Exercise requirements:
Copy out the records in full, word for word, without pictures.

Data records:
===============

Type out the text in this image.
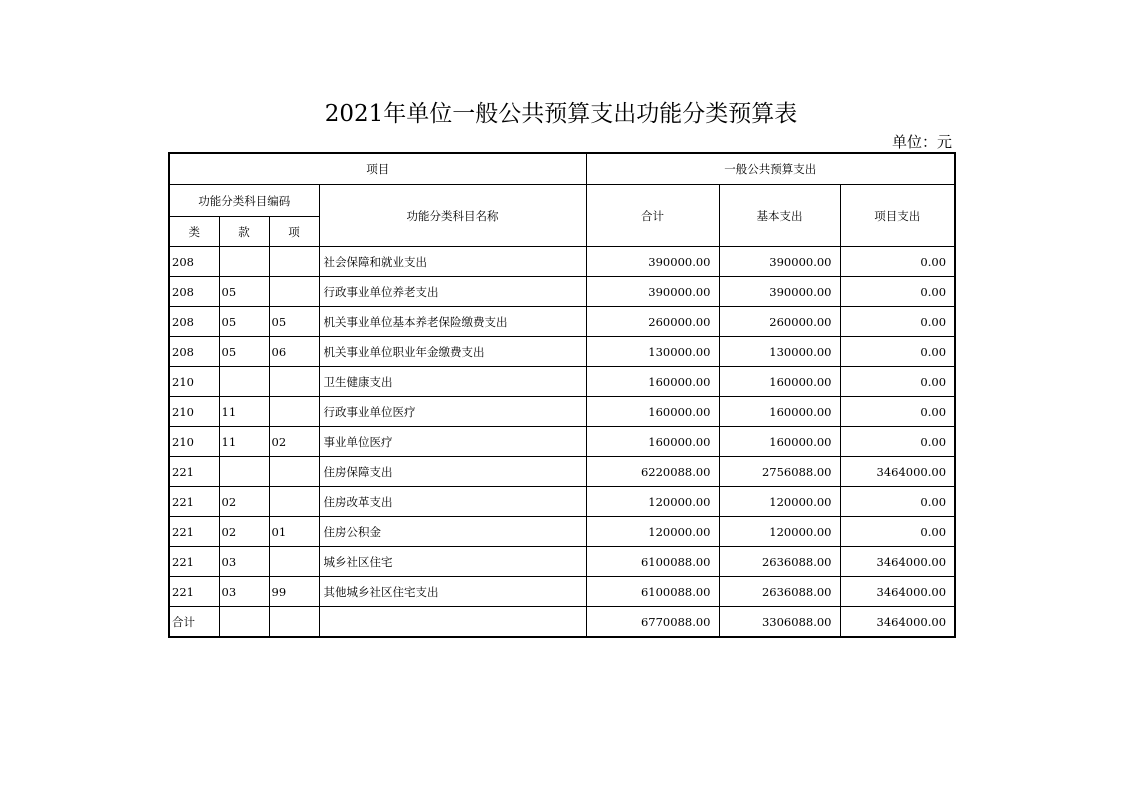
2021年单位一般公共预算支出功能分类预算表
单位：元
项目				一般公共预算支出		
功能分类科目编码			功能分类科目名称	合计	基本支出	项目支出
类	款	项				
208			社会保障和就业支出	390000.00	390000.00	0.00
208	05		行政事业单位养老支出	390000.00	390000.00	0.00
208	05	05	机关事业单位基本养老保险缴费支出	260000.00	260000.00	0.00
208	05	06	机关事业单位职业年金缴费支出	130000.00	130000.00	0.00
210			卫生健康支出	160000.00	160000.00	0.00
210	11		行政事业单位医疗	160000.00	160000.00	0.00
210	11	02	事业单位医疗	160000.00	160000.00	0.00
221			住房保障支出	6220088.00	2756088.00	3464000.00
221	02		住房改革支出	120000.00	120000.00	0.00
221	02	01	住房公积金	120000.00	120000.00	0.00
221	03		城乡社区住宅	6100088.00	2636088.00	3464000.00
221	03	99	其他城乡社区住宅支出	6100088.00	2636088.00	3464000.00
合计				6770088.00	3306088.00	3464000.00
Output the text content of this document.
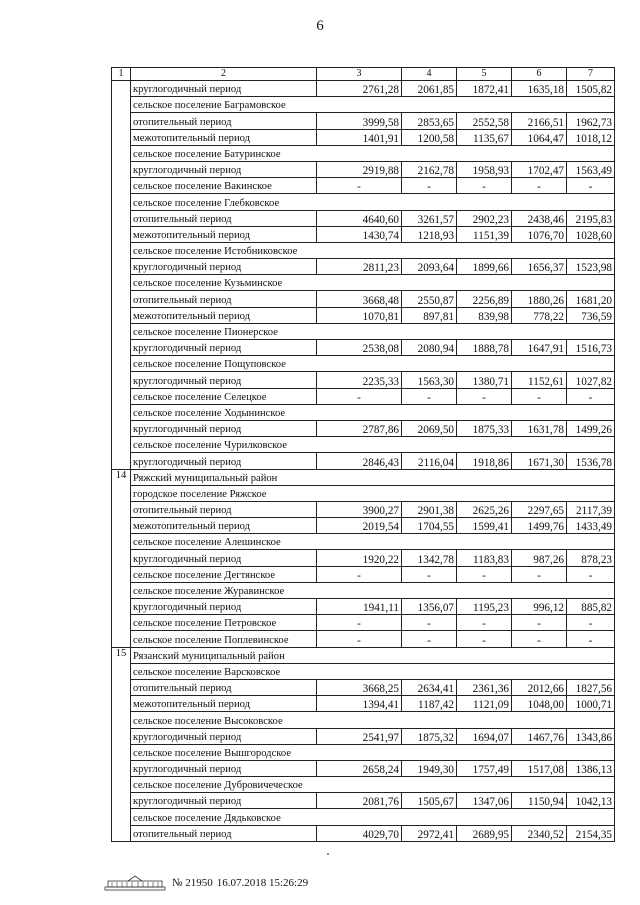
6
1	2	3	4	5	6	7
	круглогодичный период	2761,28	2061,85	1872,41	1635,18	1505,82
	сельское поселение Баграмовское					
	отопительный период	3999,58	2853,65	2552,58	2166,51	1962,73
	межотопительный период	1401,91	1200,58	1135,67	1064,47	1018,12
	сельское поселение Батуринское					
	круглогодичный период	2919,88	2162,78	1958,93	1702,47	1563,49
	сельское поселение Вакинское	-	-	-	-	-
	сельское поселение Глебковское					
	отопительный период	4640,60	3261,57	2902,23	2438,46	2195,83
	межотопительный период	1430,74	1218,93	1151,39	1076,70	1028,60
	сельское поселение Истобниковское					
	круглогодичный период	2811,23	2093,64	1899,66	1656,37	1523,98
	сельское поселение Кузьминское					
	отопительный период	3668,48	2550,87	2256,89	1880,26	1681,20
	межотопительный период	1070,81	897,81	839,98	778,22	736,59
	сельское поселение Пионерское					
	круглогодичный период	2538,08	2080,94	1888,78	1647,91	1516,73
	сельское поселение Пощуповское					
	круглогодичный период	2235,33	1563,30	1380,71	1152,61	1027,82
	сельское поселение Селецкое	-	-	-	-	-
	сельское поселение Ходынинское					
	круглогодичный период	2787,86	2069,50	1875,33	1631,78	1499,26
	сельское поселение Чурилковское					
	круглогодичный период	2846,43	2116,04	1918,86	1671,30	1536,78
14	Ряжский муниципальный район					
	городское поселение Ряжское					
	отопительный период	3900,27	2901,38	2625,26	2297,65	2117,39
	межотопительный период	2019,54	1704,55	1599,41	1499,76	1433,49
	сельское поселение Алешинское					
	круглогодичный период	1920,22	1342,78	1183,83	987,26	878,23
	сельское поселение Дегтянское	-	-	-	-	-
	сельское поселение Журавинское					
	круглогодичный период	1941,11	1356,07	1195,23	996,12	885,82
	сельское поселение Петровское	-	-	-	-	-
	сельское поселение Поплевинское	-	-	-	-	-
15	Рязанский муниципальный район					
	сельское поселение Варсковское					
	отопительный период	3668,25	2634,41	2361,36	2012,66	1827,56
	межотопительный период	1394,41	1187,42	1121,09	1048,00	1000,71
	сельское поселение Высоковское					
	круглогодичный период	2541,97	1875,32	1694,07	1467,76	1343,86
	сельское поселение Вышгородское					
	круглогодичный период	2658,24	1949,30	1757,49	1517,08	1386,13
	сельское поселение Дубровичеческое					
	круглогодичный период	2081,76	1505,67	1347,06	1150,94	1042,13
	сельское поселение Дядьковское					
	отопительный период	4029,70	2972,41	2689,95	2340,52	2154,35
№ 21950 16.07.2018 15:26:29
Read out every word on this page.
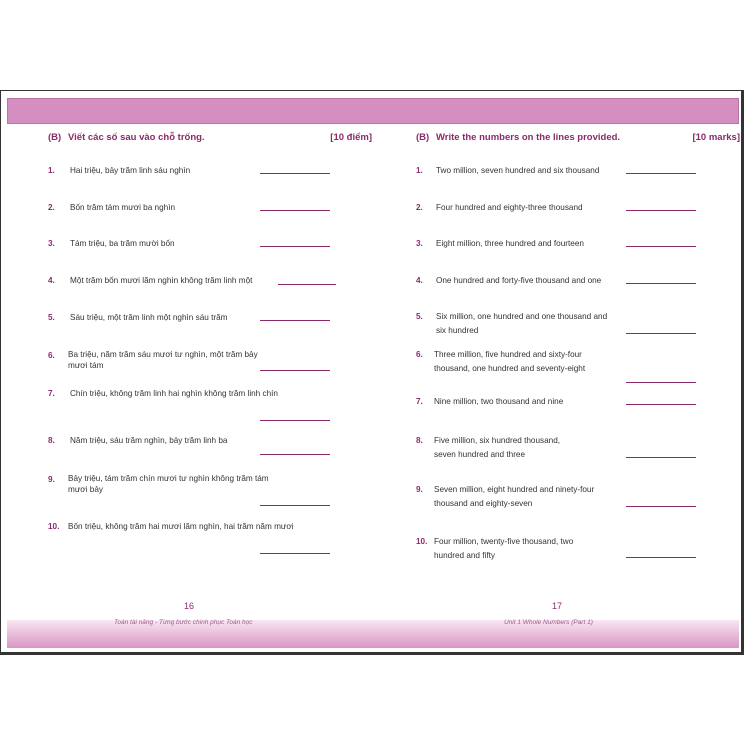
(B) Viết các số sau vào chỗ trống.	[10 điểm]
1. Hai triệu, bảy trăm linh sáu nghìn
2. Bốn trăm tám mươi ba nghìn
3. Tám triệu, ba trăm mười bốn
4. Một trăm bốn mươi lăm nghìn không trăm linh một
5. Sáu triệu, một trăm linh một nghìn sáu trăm
6. Ba triệu, năm trăm sáu mươi tư nghìn, một trăm bảy mươi tám
7. Chín triệu, không trăm linh hai nghìn không trăm linh chín
8. Năm triệu, sáu trăm nghìn, bảy trăm linh ba
9. Bảy triệu, tám trăm chín mươi tư nghìn không trăm tám mươi bảy
10. Bốn triệu, không trăm hai mươi lăm nghìn, hai trăm năm mươi
16
Toán tài năng - Từng bước chinh phục Toán học
(B) Write the numbers on the lines provided.	[10 marks]
1. Two million, seven hundred and six thousand
2. Four hundred and eighty-three thousand
3. Eight million, three hundred and fourteen
4. One hundred and forty-five thousand and one
5. Six million, one hundred and one thousand and six hundred
6. Three million, five hundred and sixty-four thousand, one hundred and seventy-eight
7. Nine million, two thousand and nine
8. Five million, six hundred thousand, seven hundred and three
9. Seven million, eight hundred and ninety-four thousand and eighty-seven
10. Four million, twenty-five thousand, two hundred and fifty
17
Unit 1 Whole Numbers (Part 1)
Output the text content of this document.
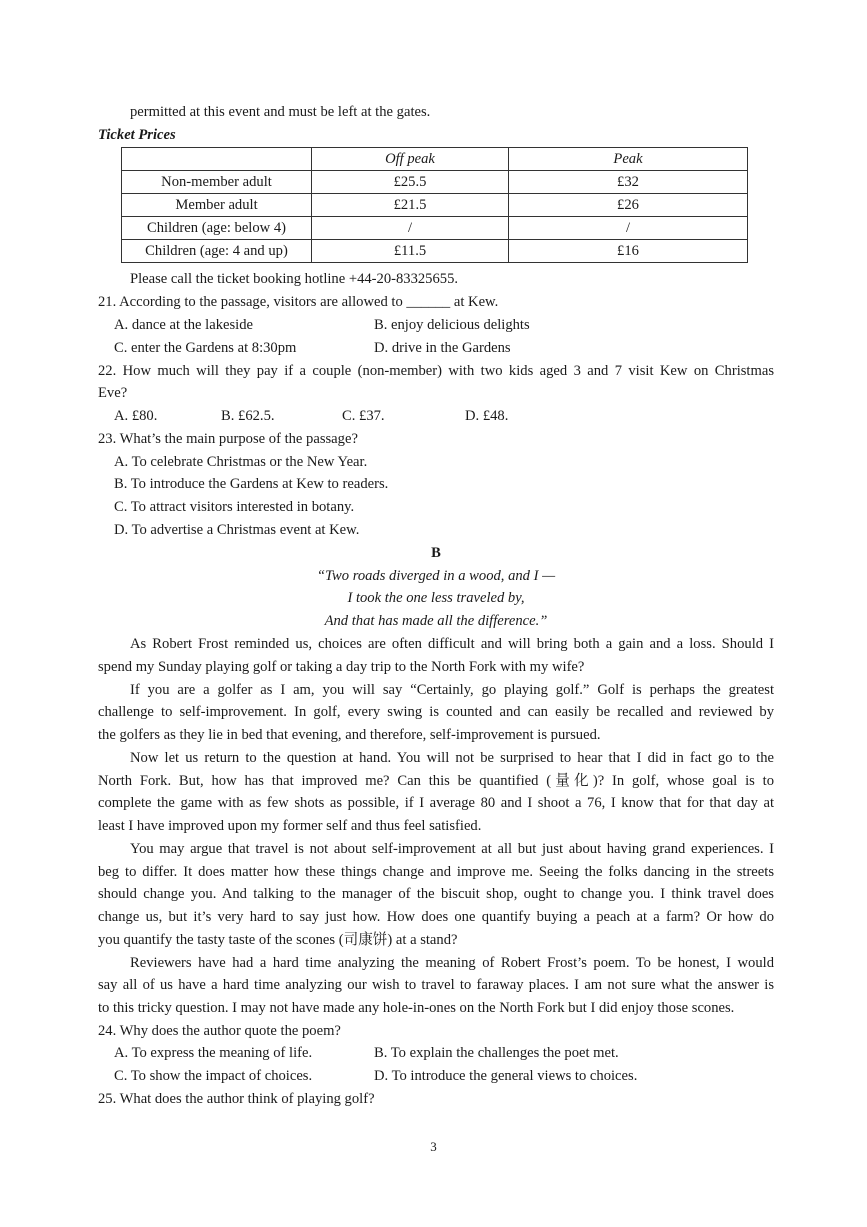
permitted at this event and must be left at the gates.
Ticket Prices
	Off peak	Peak
Non-member adult	£25.5	£32
Member adult	£21.5	£26
Children (age: below 4)	/	/
Children (age: 4 and up)	£11.5	£16
Please call the ticket booking hotline +44-20-83325655.
21. According to the passage, visitors are allowed to ______ at Kew.
A. dance at the lakeside	B. enjoy delicious delights
C. enter the Gardens at 8:30pm	D. drive in the Gardens
22. How much will they pay if a couple (non-member) with two kids aged 3 and 7 visit Kew on Christmas
Eve?
A. £80.	B. £62.5.	C. £37.	D. £48.
23. What’s the main purpose of the passage?
A. To celebrate Christmas or the New Year.
B. To introduce the Gardens at Kew to readers.
C. To attract visitors interested in botany.
D. To advertise a Christmas event at Kew.
B
“Two roads diverged in a wood, and I —
I took the one less traveled by,
And that has made all the difference.”
As Robert Frost reminded us, choices are often difficult and will bring both a gain and a loss. Should I
spend my Sunday playing golf or taking a day trip to the North Fork with my wife?
If you are a golfer as I am, you will say “Certainly, go playing golf.” Golf is perhaps the greatest
challenge to self-improvement. In golf, every swing is counted and can easily be recalled and reviewed by
the golfers as they lie in bed that evening, and therefore, self-improvement is pursued.
Now let us return to the question at hand. You will not be surprised to hear that I did in fact go to the
North Fork. But, how has that improved me? Can this be quantified (量化)? In golf, whose goal is to
complete the game with as few shots as possible, if I average 80 and I shoot a 76, I know that for that day at
least I have improved upon my former self and thus feel satisfied.
You may argue that travel is not about self-improvement at all but just about having grand experiences. I
beg to differ. It does matter how these things change and improve me. Seeing the folks dancing in the streets
should change you. And talking to the manager of the biscuit shop, ought to change you. I think travel does
change us, but it’s very hard to say just how. How does one quantify buying a peach at a farm? Or how do
you quantify the tasty taste of the scones (司康饼) at a stand?
Reviewers have had a hard time analyzing the meaning of Robert Frost’s poem. To be honest, I would
say all of us have a hard time analyzing our wish to travel to faraway places. I am not sure what the answer is
to this tricky question. I may not have made any hole-in-ones on the North Fork but I did enjoy those scones.
24. Why does the author quote the poem?
A. To express the meaning of life.	B. To explain the challenges the poet met.
C. To show the impact of choices.	D. To introduce the general views to choices.
25. What does the author think of playing golf?
3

===============

Answer for the task:
Type out the text in this image.
2021年单位一般公共预算支出功能分类预算表
单位：元
项目				一般公共预算支出		
功能分类科目编码			功能分类科目名称	合计	基本支出	项目支出
类	款	项				
208			社会保障和就业支出	390000.00	390000.00	0.00
208	05		行政事业单位养老支出	390000.00	390000.00	0.00
208	05	05	机关事业单位基本养老保险缴费支出	260000.00	260000.00	0.00
208	05	06	机关事业单位职业年金缴费支出	130000.00	130000.00	0.00
210			卫生健康支出	160000.00	160000.00	0.00
210	11		行政事业单位医疗	160000.00	160000.00	0.00
210	11	02	事业单位医疗	160000.00	160000.00	0.00
221			住房保障支出	6220088.00	2756088.00	3464000.00
221	02		住房改革支出	120000.00	120000.00	0.00
221	02	01	住房公积金	120000.00	120000.00	0.00
221	03		城乡社区住宅	6100088.00	2636088.00	3464000.00
221	03	99	其他城乡社区住宅支出	6100088.00	2636088.00	3464000.00
合计				6770088.00	3306088.00	3464000.00
Output the text content of this document.
6
1	2	3	4	5	6	7
	круглогодичный период	2761,28	2061,85	1872,41	1635,18	1505,82
	сельское поселение Баграмовское					
	отопительный период	3999,58	2853,65	2552,58	2166,51	1962,73
	межотопительный период	1401,91	1200,58	1135,67	1064,47	1018,12
	сельское поселение Батуринское					
	круглогодичный период	2919,88	2162,78	1958,93	1702,47	1563,49
	сельское поселение Вакинское	-	-	-	-	-
	сельское поселение Глебковское					
	отопительный период	4640,60	3261,57	2902,23	2438,46	2195,83
	межотопительный период	1430,74	1218,93	1151,39	1076,70	1028,60
	сельское поселение Истобниковское					
	круглогодичный период	2811,23	2093,64	1899,66	1656,37	1523,98
	сельское поселение Кузьминское					
	отопительный период	3668,48	2550,87	2256,89	1880,26	1681,20
	межотопительный период	1070,81	897,81	839,98	778,22	736,59
	сельское поселение Пионерское					
	круглогодичный период	2538,08	2080,94	1888,78	1647,91	1516,73
	сельское поселение Пощуповское					
	круглогодичный период	2235,33	1563,30	1380,71	1152,61	1027,82
	сельское поселение Селецкое	-	-	-	-	-
	сельское поселение Ходынинское					
	круглогодичный период	2787,86	2069,50	1875,33	1631,78	1499,26
	сельское поселение Чурилковское					
	круглогодичный период	2846,43	2116,04	1918,86	1671,30	1536,78
14	Ряжский муниципальный район					
	городское поселение Ряжское					
	отопительный период	3900,27	2901,38	2625,26	2297,65	2117,39
	межотопительный период	2019,54	1704,55	1599,41	1499,76	1433,49
	сельское поселение Алешинское					
	круглогодичный период	1920,22	1342,78	1183,83	987,26	878,23
	сельское поселение Дегтянское	-	-	-	-	-
	сельское поселение Журавинское					
	круглогодичный период	1941,11	1356,07	1195,23	996,12	885,82
	сельское поселение Петровское	-	-	-	-	-
	сельское поселение Поплевинское	-	-	-	-	-
15	Рязанский муниципальный район					
	сельское поселение Варсковское					
	отопительный период	3668,25	2634,41	2361,36	2012,66	1827,56
	межотопительный период	1394,41	1187,42	1121,09	1048,00	1000,71
	сельское поселение Высоковское					
	круглогодичный период	2541,97	1875,32	1694,07	1467,76	1343,86
	сельское поселение Вышгородское					
	круглогодичный период	2658,24	1949,30	1757,49	1517,08	1386,13
	сельское поселение Дубровичеческое					
	круглогодичный период	2081,76	1505,67	1347,06	1150,94	1042,13
	сельское поселение Дядьковское					
	отопительный период	4029,70	2972,41	2689,95	2340,52	2154,35
№ 21950 16.07.2018 15:26:29
Read out every word on this page.
(B) Viết các số sau vào chỗ trống.	[10 điểm]
1. Hai triệu, bảy trăm linh sáu nghìn
2. Bốn trăm tám mươi ba nghìn
3. Tám triệu, ba trăm mười bốn
4. Một trăm bốn mươi lăm nghìn không trăm linh một
5. Sáu triệu, một trăm linh một nghìn sáu trăm
6. Ba triệu, năm trăm sáu mươi tư nghìn, một trăm bảy mươi tám
7. Chín triệu, không trăm linh hai nghìn không trăm linh chín
8. Năm triệu, sáu trăm nghìn, bảy trăm linh ba
9. Bảy triệu, tám trăm chín mươi tư nghìn không trăm tám mươi bảy
10. Bốn triệu, không trăm hai mươi lăm nghìn, hai trăm năm mươi
16
Toán tài năng - Từng bước chinh phục Toán học
(B) Write the numbers on the lines provided.	[10 marks]
1. Two million, seven hundred and six thousand
2. Four hundred and eighty-three thousand
3. Eight million, three hundred and fourteen
4. One hundred and forty-five thousand and one
5. Six million, one hundred and one thousand and six hundred
6. Three million, five hundred and sixty-four thousand, one hundred and seventy-eight
7. Nine million, two thousand and nine
8. Five million, six hundred thousand, seven hundred and three
9. Seven million, eight hundred and ninety-four thousand and eighty-seven
10. Four million, twenty-five thousand, two hundred and fifty
17
Unit 1 Whole Numbers (Part 1)
Output the text content of this document.
permitted at this event and must be left at the gates.
Ticket Prices
	Off peak	Peak
Non-member adult	£25.5	£32
Member adult	£21.5	£26
Children (age: below 4)	/	/
Children (age: 4 and up)	£11.5	£16
Please call the ticket booking hotline +44-20-83325655.
21. According to the passage, visitors are allowed to ______ at Kew.
A. dance at the lakeside	B. enjoy delicious delights
C. enter the Gardens at 8:30pm	D. drive in the Gardens
22. How much will they pay if a couple (non-member) with two kids aged 3 and 7 visit Kew on Christmas
Eve?
A. £80.	B. £62.5.	C. £37.	D. £48.
23. What’s the main purpose of the passage?
A. To celebrate Christmas or the New Year.
B. To introduce the Gardens at Kew to readers.
C. To attract visitors interested in botany.
D. To advertise a Christmas event at Kew.
B
“Two roads diverged in a wood, and I —
I took the one less traveled by,
And that has made all the difference.”
As Robert Frost reminded us, choices are often difficult and will bring both a gain and a loss. Should I
spend my Sunday playing golf or taking a day trip to the North Fork with my wife?
If you are a golfer as I am, you will say “Certainly, go playing golf.” Golf is perhaps the greatest
challenge to self-improvement. In golf, every swing is counted and can easily be recalled and reviewed by
the golfers as they lie in bed that evening, and therefore, self-improvement is pursued.
Now let us return to the question at hand. You will not be surprised to hear that I did in fact go to the
North Fork. But, how has that improved me? Can this be quantified (量化)? In golf, whose goal is to
complete the game with as few shots as possible, if I average 80 and I shoot a 76, I know that for that day at
least I have improved upon my former self and thus feel satisfied.
You may argue that travel is not about self-improvement at all but just about having grand experiences. I
beg to differ. It does matter how these things change and improve me. Seeing the folks dancing in the streets
should change you. And talking to the manager of the biscuit shop, ought to change you. I think travel does
change us, but it’s very hard to say just how. How does one quantify buying a peach at a farm? Or how do
you quantify the tasty taste of the scones (司康饼) at a stand?
Reviewers have had a hard time analyzing the meaning of Robert Frost’s poem. To be honest, I would
say all of us have a hard time analyzing our wish to travel to faraway places. I am not sure what the answer is
to this tricky question. I may not have made any hole-in-ones on the North Fork but I did enjoy those scones.
24. Why does the author quote the poem?
A. To express the meaning of life.	B. To explain the challenges the poet met.
C. To show the impact of choices.	D. To introduce the general views to choices.
25. What does the author think of playing golf?
3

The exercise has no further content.